• **STATED TASK**
Quote, verbatim, all material below, without pictures.

____________________

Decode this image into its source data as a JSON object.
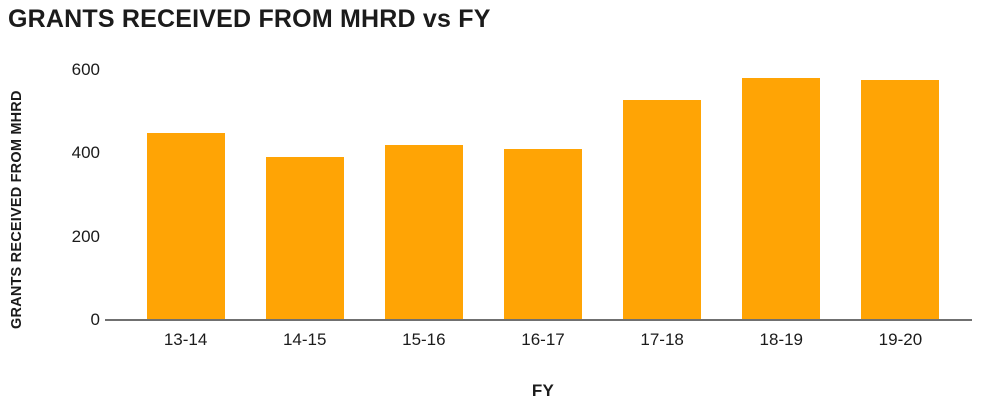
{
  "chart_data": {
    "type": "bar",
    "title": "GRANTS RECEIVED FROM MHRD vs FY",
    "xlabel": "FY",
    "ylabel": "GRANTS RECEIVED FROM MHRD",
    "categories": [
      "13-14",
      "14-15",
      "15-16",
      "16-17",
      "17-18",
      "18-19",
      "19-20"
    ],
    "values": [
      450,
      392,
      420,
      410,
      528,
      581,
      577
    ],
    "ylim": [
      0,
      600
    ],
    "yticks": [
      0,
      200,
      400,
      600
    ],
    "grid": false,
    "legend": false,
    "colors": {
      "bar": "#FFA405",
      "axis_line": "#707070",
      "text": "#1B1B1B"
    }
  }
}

____________________

• **COMPLETE RESPONSE**
Decode this image into its source data as a JSON object.
{
  "chart_data": {
    "type": "bar",
    "title": "GRANTS RECEIVED FROM MHRD vs FY",
    "xlabel": "FY",
    "ylabel": "GRANTS RECEIVED FROM MHRD",
    "categories": [
      "13-14",
      "14-15",
      "15-16",
      "16-17",
      "17-18",
      "18-19",
      "19-20"
    ],
    "values": [
      450,
      392,
      420,
      410,
      528,
      581,
      577
    ],
    "ylim": [
      0,
      600
    ],
    "yticks": [
      0,
      200,
      400,
      600
    ],
    "grid": false,
    "legend": false,
    "colors": {
      "bar": "#FFA405",
      "axis_line": "#707070",
      "text": "#1B1B1B"
    }
  }
}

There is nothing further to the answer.